--- START OF MATERIAL SUPPLIED ---
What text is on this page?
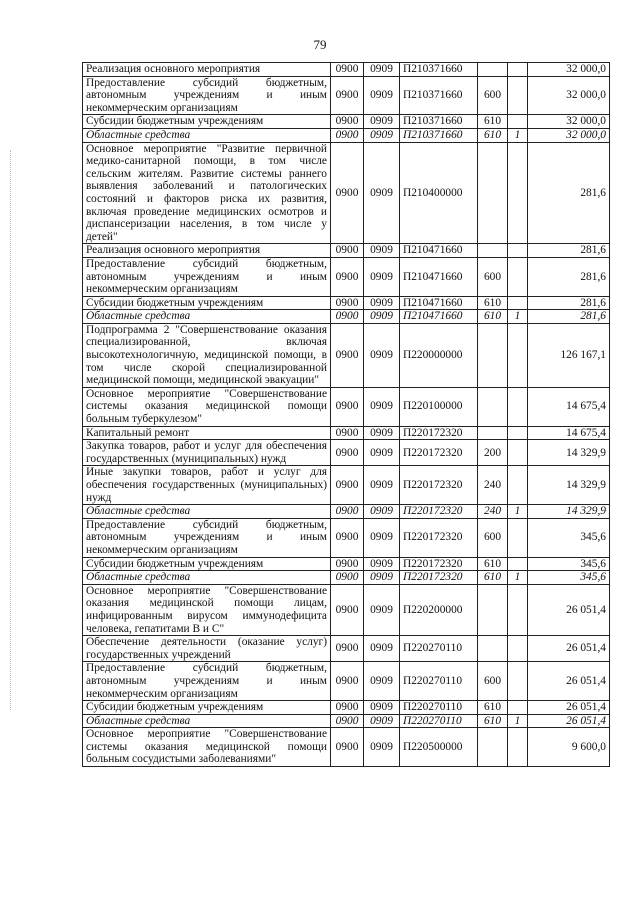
79
Реализация основного мероприятия	0900	0909	П210371660			32 000,0
Предоставление субсидий бюджетным, автономным учреждениям и иным некоммерческим организациям	0900	0909	П210371660	600		32 000,0
Субсидии бюджетным учреждениям	0900	0909	П210371660	610		32 000,0
Областные средства	0900	0909	П210371660	610	1	32 000,0
Основное мероприятие "Развитие первичной медико-санитарной помощи, в том числе сельским жителям. Развитие системы раннего выявления заболеваний и патологических состояний и факторов риска их развития, включая проведение медицинских осмотров и диспансеризации населения, в том числе у детей"	0900	0909	П210400000			281,6
Реализация основного мероприятия	0900	0909	П210471660			281,6
Предоставление субсидий бюджетным, автономным учреждениям и иным некоммерческим организациям	0900	0909	П210471660	600		281,6
Субсидии бюджетным учреждениям	0900	0909	П210471660	610		281,6
Областные средства	0900	0909	П210471660	610	1	281,6
Подпрограмма 2 "Совершенствование оказания специализированной, включая высокотехнологичную, медицинской помощи, в том числе скорой специализированной медицинской помощи, медицинской эвакуации"	0900	0909	П220000000			126 167,1
Основное мероприятие "Совершенствование системы оказания медицинской помощи больным туберкулезом"	0900	0909	П220100000			14 675,4
Капитальный ремонт	0900	0909	П220172320			14 675,4
Закупка товаров, работ и услуг для обеспечения государственных (муниципальных) нужд	0900	0909	П220172320	200		14 329,9
Иные закупки товаров, работ и услуг для обеспечения государственных (муниципальных) нужд	0900	0909	П220172320	240		14 329,9
Областные средства	0900	0909	П220172320	240	1	14 329,9
Предоставление субсидий бюджетным, автономным учреждениям и иным некоммерческим организациям	0900	0909	П220172320	600		345,6
Субсидии бюджетным учреждениям	0900	0909	П220172320	610		345,6
Областные средства	0900	0909	П220172320	610	1	345,6
Основное мероприятие "Совершенствование оказания медицинской помощи лицам, инфицированным вирусом иммунодефицита человека, гепатитами В и С"	0900	0909	П220200000			26 051,4
Обеспечение деятельности (оказание услуг) государственных учреждений	0900	0909	П220270110			26 051,4
Предоставление субсидий бюджетным, автономным учреждениям и иным некоммерческим организациям	0900	0909	П220270110	600		26 051,4
Субсидии бюджетным учреждениям	0900	0909	П220270110	610		26 051,4
Областные средства	0900	0909	П220270110	610	1	26 051,4
Основное мероприятие "Совершенствование системы оказания медицинской помощи больным сосудистыми заболеваниями"	0900	0909	П220500000			9 600,0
--- END OF MATERIAL SUPPLIED ---
**SHORT PROBLEM**. In the entries above, how many lines hold the word "Областные"? State the number and nothing else.

**WORKED ANSWER**. 5